■ Instructions for the task:
Copy out the entries below in full and exactly.

■ Stored entries:

## begin

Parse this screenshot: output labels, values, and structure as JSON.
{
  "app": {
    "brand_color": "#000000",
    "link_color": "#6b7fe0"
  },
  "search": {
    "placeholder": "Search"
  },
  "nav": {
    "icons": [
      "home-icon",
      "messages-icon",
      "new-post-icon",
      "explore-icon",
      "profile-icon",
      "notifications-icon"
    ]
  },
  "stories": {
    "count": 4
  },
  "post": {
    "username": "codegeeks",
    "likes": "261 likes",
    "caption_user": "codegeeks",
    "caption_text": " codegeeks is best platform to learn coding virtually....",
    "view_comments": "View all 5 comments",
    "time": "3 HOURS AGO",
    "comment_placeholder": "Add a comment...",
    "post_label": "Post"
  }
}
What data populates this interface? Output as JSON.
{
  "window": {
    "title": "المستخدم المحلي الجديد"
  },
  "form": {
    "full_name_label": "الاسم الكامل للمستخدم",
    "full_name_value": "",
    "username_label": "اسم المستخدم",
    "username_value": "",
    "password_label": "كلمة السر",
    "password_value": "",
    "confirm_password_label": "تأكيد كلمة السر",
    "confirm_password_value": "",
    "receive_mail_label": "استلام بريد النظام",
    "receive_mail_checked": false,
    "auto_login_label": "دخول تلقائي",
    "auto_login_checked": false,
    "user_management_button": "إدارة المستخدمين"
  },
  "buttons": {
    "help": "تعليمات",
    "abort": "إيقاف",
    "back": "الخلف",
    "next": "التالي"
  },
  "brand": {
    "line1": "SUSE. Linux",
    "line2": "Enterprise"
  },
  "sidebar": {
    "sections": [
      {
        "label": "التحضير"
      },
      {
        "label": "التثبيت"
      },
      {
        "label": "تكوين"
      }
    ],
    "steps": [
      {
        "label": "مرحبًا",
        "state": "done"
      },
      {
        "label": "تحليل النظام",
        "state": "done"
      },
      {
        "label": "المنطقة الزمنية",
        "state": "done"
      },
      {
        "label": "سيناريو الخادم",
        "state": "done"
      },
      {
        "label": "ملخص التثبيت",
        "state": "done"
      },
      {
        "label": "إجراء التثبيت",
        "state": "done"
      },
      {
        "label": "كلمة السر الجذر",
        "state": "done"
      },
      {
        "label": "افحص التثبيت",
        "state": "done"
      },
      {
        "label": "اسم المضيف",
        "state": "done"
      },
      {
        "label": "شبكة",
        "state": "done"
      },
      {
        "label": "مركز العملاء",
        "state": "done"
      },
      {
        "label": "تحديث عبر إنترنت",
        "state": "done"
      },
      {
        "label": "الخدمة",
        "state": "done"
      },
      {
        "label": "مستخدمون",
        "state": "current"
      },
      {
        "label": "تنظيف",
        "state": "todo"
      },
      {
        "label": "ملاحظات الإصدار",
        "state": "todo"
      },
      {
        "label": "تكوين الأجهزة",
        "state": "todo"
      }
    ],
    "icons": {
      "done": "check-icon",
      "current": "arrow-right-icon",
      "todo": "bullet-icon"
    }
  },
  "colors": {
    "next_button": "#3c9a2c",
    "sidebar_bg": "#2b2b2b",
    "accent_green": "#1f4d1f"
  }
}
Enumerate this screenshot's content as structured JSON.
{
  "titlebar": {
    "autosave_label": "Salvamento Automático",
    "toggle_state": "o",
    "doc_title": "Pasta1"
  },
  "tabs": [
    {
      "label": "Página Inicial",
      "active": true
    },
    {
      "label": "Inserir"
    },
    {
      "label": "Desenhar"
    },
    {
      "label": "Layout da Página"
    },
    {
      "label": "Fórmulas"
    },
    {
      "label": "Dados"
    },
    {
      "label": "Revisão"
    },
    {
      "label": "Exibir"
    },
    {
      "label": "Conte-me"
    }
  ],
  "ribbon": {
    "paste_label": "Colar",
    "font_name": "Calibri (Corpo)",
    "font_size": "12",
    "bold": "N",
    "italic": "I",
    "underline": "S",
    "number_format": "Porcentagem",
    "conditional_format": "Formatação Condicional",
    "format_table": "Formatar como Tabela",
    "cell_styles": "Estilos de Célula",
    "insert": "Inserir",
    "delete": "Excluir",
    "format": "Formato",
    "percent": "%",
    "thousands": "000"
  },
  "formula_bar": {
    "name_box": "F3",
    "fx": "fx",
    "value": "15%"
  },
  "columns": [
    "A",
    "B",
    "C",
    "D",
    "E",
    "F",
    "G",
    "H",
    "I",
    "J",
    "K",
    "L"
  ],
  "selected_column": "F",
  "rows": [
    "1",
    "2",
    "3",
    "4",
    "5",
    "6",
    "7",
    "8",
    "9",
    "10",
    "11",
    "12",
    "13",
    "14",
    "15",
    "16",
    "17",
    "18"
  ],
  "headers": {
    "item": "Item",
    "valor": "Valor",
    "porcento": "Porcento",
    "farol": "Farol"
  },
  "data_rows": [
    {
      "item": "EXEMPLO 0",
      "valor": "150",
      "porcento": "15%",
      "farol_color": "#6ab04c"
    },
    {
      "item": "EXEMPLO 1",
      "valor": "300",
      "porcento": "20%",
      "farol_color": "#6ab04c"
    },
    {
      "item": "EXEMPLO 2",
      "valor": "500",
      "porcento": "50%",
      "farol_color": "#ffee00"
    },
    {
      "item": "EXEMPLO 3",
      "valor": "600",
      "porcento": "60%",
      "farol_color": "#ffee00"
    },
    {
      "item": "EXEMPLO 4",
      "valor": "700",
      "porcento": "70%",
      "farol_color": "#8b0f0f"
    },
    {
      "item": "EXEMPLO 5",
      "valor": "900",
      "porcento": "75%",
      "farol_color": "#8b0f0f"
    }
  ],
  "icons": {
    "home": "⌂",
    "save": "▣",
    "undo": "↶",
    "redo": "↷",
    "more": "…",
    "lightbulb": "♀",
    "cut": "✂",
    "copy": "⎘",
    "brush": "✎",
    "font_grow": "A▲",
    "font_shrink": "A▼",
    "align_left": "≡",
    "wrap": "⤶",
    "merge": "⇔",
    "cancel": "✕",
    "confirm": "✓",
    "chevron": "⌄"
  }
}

## end

■ Answer for the task:
Parse this screenshot: output labels, values, and structure as JSON.
{
  "app": {
    "brand_color": "#000000",
    "link_color": "#6b7fe0"
  },
  "search": {
    "placeholder": "Search"
  },
  "nav": {
    "icons": [
      "home-icon",
      "messages-icon",
      "new-post-icon",
      "explore-icon",
      "profile-icon",
      "notifications-icon"
    ]
  },
  "stories": {
    "count": 4
  },
  "post": {
    "username": "codegeeks",
    "likes": "261 likes",
    "caption_user": "codegeeks",
    "caption_text": " codegeeks is best platform to learn coding virtually....",
    "view_comments": "View all 5 comments",
    "time": "3 HOURS AGO",
    "comment_placeholder": "Add a comment...",
    "post_label": "Post"
  }
}
What data populates this interface? Output as JSON.
{
  "window": {
    "title": "المستخدم المحلي الجديد"
  },
  "form": {
    "full_name_label": "الاسم الكامل للمستخدم",
    "full_name_value": "",
    "username_label": "اسم المستخدم",
    "username_value": "",
    "password_label": "كلمة السر",
    "password_value": "",
    "confirm_password_label": "تأكيد كلمة السر",
    "confirm_password_value": "",
    "receive_mail_label": "استلام بريد النظام",
    "receive_mail_checked": false,
    "auto_login_label": "دخول تلقائي",
    "auto_login_checked": false,
    "user_management_button": "إدارة المستخدمين"
  },
  "buttons": {
    "help": "تعليمات",
    "abort": "إيقاف",
    "back": "الخلف",
    "next": "التالي"
  },
  "brand": {
    "line1": "SUSE. Linux",
    "line2": "Enterprise"
  },
  "sidebar": {
    "sections": [
      {
        "label": "التحضير"
      },
      {
        "label": "التثبيت"
      },
      {
        "label": "تكوين"
      }
    ],
    "steps": [
      {
        "label": "مرحبًا",
        "state": "done"
      },
      {
        "label": "تحليل النظام",
        "state": "done"
      },
      {
        "label": "المنطقة الزمنية",
        "state": "done"
      },
      {
        "label": "سيناريو الخادم",
        "state": "done"
      },
      {
        "label": "ملخص التثبيت",
        "state": "done"
      },
      {
        "label": "إجراء التثبيت",
        "state": "done"
      },
      {
        "label": "كلمة السر الجذر",
        "state": "done"
      },
      {
        "label": "افحص التثبيت",
        "state": "done"
      },
      {
        "label": "اسم المضيف",
        "state": "done"
      },
      {
        "label": "شبكة",
        "state": "done"
      },
      {
        "label": "مركز العملاء",
        "state": "done"
      },
      {
        "label": "تحديث عبر إنترنت",
        "state": "done"
      },
      {
        "label": "الخدمة",
        "state": "done"
      },
      {
        "label": "مستخدمون",
        "state": "current"
      },
      {
        "label": "تنظيف",
        "state": "todo"
      },
      {
        "label": "ملاحظات الإصدار",
        "state": "todo"
      },
      {
        "label": "تكوين الأجهزة",
        "state": "todo"
      }
    ],
    "icons": {
      "done": "check-icon",
      "current": "arrow-right-icon",
      "todo": "bullet-icon"
    }
  },
  "colors": {
    "next_button": "#3c9a2c",
    "sidebar_bg": "#2b2b2b",
    "accent_green": "#1f4d1f"
  }
}
Enumerate this screenshot's content as structured JSON.
{
  "titlebar": {
    "autosave_label": "Salvamento Automático",
    "toggle_state": "o",
    "doc_title": "Pasta1"
  },
  "tabs": [
    {
      "label": "Página Inicial",
      "active": true
    },
    {
      "label": "Inserir"
    },
    {
      "label": "Desenhar"
    },
    {
      "label": "Layout da Página"
    },
    {
      "label": "Fórmulas"
    },
    {
      "label": "Dados"
    },
    {
      "label": "Revisão"
    },
    {
      "label": "Exibir"
    },
    {
      "label": "Conte-me"
    }
  ],
  "ribbon": {
    "paste_label": "Colar",
    "font_name": "Calibri (Corpo)",
    "font_size": "12",
    "bold": "N",
    "italic": "I",
    "underline": "S",
    "number_format": "Porcentagem",
    "conditional_format": "Formatação Condicional",
    "format_table": "Formatar como Tabela",
    "cell_styles": "Estilos de Célula",
    "insert": "Inserir",
    "delete": "Excluir",
    "format": "Formato",
    "percent": "%",
    "thousands": "000"
  },
  "formula_bar": {
    "name_box": "F3",
    "fx": "fx",
    "value": "15%"
  },
  "columns": [
    "A",
    "B",
    "C",
    "D",
    "E",
    "F",
    "G",
    "H",
    "I",
    "J",
    "K",
    "L"
  ],
  "selected_column": "F",
  "rows": [
    "1",
    "2",
    "3",
    "4",
    "5",
    "6",
    "7",
    "8",
    "9",
    "10",
    "11",
    "12",
    "13",
    "14",
    "15",
    "16",
    "17",
    "18"
  ],
  "headers": {
    "item": "Item",
    "valor": "Valor",
    "porcento": "Porcento",
    "farol": "Farol"
  },
  "data_rows": [
    {
      "item": "EXEMPLO 0",
      "valor": "150",
      "porcento": "15%",
      "farol_color": "#6ab04c"
    },
    {
      "item": "EXEMPLO 1",
      "valor": "300",
      "porcento": "20%",
      "farol_color": "#6ab04c"
    },
    {
      "item": "EXEMPLO 2",
      "valor": "500",
      "porcento": "50%",
      "farol_color": "#ffee00"
    },
    {
      "item": "EXEMPLO 3",
      "valor": "600",
      "porcento": "60%",
      "farol_color": "#ffee00"
    },
    {
      "item": "EXEMPLO 4",
      "valor": "700",
      "porcento": "70%",
      "farol_color": "#8b0f0f"
    },
    {
      "item": "EXEMPLO 5",
      "valor": "900",
      "porcento": "75%",
      "farol_color": "#8b0f0f"
    }
  ],
  "icons": {
    "home": "⌂",
    "save": "▣",
    "undo": "↶",
    "redo": "↷",
    "more": "…",
    "lightbulb": "♀",
    "cut": "✂",
    "copy": "⎘",
    "brush": "✎",
    "font_grow": "A▲",
    "font_shrink": "A▼",
    "align_left": "≡",
    "wrap": "⤶",
    "merge": "⇔",
    "cancel": "✕",
    "confirm": "✓",
    "chevron": "⌄"
  }
}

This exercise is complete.